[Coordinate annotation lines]
──────────────────────────────
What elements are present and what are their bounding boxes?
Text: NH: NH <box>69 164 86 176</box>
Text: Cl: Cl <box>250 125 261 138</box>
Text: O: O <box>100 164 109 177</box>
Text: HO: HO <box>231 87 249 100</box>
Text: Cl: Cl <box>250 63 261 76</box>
──────────────────────────────
Reproduce every one of the lines above, character for character.

What elements are present and what are their bounding boxes?
Text: NH: NH <box>69 164 86 176</box>
Text: Cl: Cl <box>250 125 261 138</box>
Text: O: O <box>100 164 109 177</box>
Text: HO: HO <box>231 87 249 100</box>
Text: Cl: Cl <box>250 63 261 76</box>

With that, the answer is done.